### Enunciado da tarefa:
Atualize a crítica sobre Vidro, do trecho que começa em "Mais que o novo" e segue até "com suas obrigações?", trocando "cineasta" por "diretor".

Mais que o novo filme de M. Night Shyamalan,
Vidro completa uma trilogia que conta com dois excelentes capítulos: Corpo
Fechado e Fragmentado. Incumbido de encerrá-la à altura, será que o mais
recente trabalho do cineasta indiano cumpre com suas obrigações?
Sem delongas, Vidro falha em sua missão. Apesar
de algumas boas ideias, o longa demonstra irregularidades majoritariamente
vinculadas ao ritmo enfadonho e a concepção mal-ajambrada de personagens e
arcos adjacentes. Isto é, ao manter confinados seus protagonistas durante
grande parte do enredo, a película adquire um cadenciamento maçante que
desperdiça as melhores faculdades de seus astros enquanto introduz subtramas
pífias sem qualquer tipo de desenvolvimento. Casey passa o filme todo dispersa
ao núcleo central saturando o texto em tentativas falhas deste romantizar sua
relação com Kevin; é algo que não há explicação ou sequer ganhe camadas. Já
Joseph em instante algum justifica sua participação no longa, assim como a mãe
de Elijah que é regurgitada na trama; ambos existem para reciclar papeis de
dezenove anos atrás como forma da produção se mostrar mais atrativa do que
realmente é. Vale ressaltar uma cena pretensiosamente tocante na qual os três
últimos citados dão as mãos e se emocionam por um determinado motivo; é tosco,
clichê e não faz sentido, até porque o espectador jamais consegue se envolver
sentimentalmente com os mesmos.

### Dados fornecidos:
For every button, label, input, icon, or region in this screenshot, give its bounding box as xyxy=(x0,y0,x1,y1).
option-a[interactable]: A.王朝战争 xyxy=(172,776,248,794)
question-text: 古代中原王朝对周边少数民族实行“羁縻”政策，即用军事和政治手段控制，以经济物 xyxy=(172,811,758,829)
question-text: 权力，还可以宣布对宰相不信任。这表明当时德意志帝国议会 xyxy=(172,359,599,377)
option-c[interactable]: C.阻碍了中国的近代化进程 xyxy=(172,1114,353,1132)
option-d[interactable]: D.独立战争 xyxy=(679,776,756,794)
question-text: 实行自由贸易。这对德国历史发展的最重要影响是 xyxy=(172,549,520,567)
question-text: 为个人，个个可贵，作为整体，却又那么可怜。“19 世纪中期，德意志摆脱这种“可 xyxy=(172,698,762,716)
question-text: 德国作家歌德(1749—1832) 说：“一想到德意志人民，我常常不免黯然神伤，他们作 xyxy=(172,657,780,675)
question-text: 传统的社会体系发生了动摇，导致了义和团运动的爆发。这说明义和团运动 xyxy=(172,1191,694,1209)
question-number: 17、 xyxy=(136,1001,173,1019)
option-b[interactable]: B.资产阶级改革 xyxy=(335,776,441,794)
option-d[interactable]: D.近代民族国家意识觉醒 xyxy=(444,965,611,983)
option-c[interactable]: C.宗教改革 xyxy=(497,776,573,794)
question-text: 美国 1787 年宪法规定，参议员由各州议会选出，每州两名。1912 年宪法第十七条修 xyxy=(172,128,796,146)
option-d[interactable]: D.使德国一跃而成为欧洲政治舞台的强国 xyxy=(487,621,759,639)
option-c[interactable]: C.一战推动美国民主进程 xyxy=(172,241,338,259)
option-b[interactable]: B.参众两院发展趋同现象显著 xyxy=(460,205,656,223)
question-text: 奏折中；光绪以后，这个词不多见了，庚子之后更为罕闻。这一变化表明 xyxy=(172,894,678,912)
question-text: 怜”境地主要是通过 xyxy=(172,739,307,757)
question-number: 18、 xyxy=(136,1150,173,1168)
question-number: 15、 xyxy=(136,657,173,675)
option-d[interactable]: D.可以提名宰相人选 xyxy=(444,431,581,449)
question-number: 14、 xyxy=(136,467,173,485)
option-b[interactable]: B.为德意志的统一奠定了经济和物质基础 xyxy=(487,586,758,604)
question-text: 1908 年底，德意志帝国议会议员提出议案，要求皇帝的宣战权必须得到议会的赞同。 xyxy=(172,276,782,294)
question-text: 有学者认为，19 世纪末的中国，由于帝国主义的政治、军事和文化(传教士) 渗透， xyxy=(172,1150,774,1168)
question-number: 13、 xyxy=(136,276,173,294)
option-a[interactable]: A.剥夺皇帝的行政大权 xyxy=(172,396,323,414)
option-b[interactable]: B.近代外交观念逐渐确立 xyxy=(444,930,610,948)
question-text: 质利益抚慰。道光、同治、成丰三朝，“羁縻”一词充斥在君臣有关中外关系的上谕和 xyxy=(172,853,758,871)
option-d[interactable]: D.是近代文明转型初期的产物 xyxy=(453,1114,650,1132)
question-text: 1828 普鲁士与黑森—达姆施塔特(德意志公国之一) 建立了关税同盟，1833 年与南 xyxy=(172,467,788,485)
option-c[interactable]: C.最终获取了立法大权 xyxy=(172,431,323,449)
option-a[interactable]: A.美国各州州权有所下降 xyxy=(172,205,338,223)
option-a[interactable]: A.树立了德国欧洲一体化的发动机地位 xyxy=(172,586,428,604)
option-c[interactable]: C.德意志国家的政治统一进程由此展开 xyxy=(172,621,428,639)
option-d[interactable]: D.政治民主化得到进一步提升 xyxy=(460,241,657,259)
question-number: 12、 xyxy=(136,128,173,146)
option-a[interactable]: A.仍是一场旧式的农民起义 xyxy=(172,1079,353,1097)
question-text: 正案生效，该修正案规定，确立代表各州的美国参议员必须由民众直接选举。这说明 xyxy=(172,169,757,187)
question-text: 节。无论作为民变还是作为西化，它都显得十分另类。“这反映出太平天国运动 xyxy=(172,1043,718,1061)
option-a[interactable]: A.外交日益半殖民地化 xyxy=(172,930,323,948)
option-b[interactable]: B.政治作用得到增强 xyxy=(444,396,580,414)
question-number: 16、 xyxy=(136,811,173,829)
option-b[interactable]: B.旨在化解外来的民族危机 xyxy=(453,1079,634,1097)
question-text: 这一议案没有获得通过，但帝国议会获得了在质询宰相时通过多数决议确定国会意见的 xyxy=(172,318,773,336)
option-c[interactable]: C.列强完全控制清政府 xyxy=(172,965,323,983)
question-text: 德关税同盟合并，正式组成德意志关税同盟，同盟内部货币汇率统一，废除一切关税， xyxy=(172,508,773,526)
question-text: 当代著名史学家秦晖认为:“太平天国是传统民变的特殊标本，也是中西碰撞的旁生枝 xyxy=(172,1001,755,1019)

### Resposta ao exercício:
Mais que o novo filme de M. Night Shyamalan,
Vidro completa uma trilogia que conta com dois excelentes capítulos: Corpo
Fechado e Fragmentado. Incumbido de encerrá-la à altura, será que o mais
recente trabalho do diretor indiano cumpre com suas obrigações?